Excerpted data
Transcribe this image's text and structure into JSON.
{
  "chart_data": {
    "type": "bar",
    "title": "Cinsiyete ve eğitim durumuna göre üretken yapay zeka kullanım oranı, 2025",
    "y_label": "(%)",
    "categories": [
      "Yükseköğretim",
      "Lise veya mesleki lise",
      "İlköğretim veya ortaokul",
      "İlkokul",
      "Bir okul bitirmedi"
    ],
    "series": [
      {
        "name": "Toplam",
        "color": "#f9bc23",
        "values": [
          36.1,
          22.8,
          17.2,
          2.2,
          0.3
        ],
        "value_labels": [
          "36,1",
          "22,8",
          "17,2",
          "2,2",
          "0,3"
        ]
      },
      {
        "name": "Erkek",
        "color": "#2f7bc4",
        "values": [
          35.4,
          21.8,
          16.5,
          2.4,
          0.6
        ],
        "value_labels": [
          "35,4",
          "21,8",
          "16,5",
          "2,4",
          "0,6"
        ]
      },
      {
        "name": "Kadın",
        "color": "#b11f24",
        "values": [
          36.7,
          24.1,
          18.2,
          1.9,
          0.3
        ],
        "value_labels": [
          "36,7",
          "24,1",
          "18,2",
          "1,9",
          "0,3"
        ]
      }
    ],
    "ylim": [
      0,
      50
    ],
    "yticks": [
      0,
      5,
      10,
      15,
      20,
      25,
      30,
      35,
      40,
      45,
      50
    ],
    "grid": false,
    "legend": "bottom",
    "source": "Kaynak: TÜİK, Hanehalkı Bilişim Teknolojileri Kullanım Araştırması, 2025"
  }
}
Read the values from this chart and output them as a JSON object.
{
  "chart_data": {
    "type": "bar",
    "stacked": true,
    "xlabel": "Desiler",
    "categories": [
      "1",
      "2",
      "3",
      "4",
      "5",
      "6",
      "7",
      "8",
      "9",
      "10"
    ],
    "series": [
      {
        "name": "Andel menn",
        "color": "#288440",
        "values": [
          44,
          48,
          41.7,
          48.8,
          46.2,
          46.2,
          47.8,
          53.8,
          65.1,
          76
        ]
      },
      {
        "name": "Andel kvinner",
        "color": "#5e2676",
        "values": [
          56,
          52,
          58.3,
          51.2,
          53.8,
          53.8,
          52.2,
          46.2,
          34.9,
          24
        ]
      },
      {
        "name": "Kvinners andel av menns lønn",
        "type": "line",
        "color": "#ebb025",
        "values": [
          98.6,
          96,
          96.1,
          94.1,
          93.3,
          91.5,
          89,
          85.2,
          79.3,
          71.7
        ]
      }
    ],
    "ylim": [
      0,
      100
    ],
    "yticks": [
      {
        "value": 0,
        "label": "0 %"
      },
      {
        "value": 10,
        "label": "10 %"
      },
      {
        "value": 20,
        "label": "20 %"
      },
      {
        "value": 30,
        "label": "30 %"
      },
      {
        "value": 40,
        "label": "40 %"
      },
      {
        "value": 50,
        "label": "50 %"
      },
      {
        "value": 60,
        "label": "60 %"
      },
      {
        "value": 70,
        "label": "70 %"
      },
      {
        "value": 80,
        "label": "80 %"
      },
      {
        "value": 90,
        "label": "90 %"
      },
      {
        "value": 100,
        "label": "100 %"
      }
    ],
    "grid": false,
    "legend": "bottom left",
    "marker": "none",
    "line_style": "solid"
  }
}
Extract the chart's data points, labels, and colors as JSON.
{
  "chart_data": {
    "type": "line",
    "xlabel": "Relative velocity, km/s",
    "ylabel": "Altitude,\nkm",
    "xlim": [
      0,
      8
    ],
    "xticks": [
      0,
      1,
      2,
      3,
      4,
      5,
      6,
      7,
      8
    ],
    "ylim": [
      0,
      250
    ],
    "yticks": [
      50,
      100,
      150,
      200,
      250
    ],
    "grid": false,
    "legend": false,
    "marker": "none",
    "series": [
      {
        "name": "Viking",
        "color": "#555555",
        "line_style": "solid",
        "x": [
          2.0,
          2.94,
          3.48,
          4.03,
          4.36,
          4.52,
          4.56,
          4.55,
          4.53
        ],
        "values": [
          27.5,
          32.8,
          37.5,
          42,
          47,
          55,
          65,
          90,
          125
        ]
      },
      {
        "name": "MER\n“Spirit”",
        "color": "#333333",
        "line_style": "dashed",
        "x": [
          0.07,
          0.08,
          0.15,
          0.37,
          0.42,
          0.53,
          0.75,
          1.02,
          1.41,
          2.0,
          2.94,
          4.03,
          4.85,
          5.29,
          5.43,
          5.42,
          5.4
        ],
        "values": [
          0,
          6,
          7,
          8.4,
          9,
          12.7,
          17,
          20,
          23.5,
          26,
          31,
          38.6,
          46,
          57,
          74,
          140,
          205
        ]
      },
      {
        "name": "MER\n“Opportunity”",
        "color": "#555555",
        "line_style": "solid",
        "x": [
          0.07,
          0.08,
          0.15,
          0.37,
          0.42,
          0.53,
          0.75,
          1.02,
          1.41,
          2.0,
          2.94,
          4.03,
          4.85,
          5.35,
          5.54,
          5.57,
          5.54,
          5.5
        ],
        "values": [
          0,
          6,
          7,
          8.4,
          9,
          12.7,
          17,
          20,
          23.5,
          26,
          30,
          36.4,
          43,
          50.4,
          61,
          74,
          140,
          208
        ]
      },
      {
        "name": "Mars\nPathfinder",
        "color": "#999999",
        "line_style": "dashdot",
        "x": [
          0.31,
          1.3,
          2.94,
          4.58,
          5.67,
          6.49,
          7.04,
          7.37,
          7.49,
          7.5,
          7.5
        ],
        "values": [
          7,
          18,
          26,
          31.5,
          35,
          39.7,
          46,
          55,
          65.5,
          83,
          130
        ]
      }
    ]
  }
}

Your objective
Search the records for the word "JSON", then list every line that has it.

Problem solution
Transcribe this image's text and structure into JSON.
Read the values from this chart and output them as a JSON object.
Extract the chart's data points, labels, and colors as JSON.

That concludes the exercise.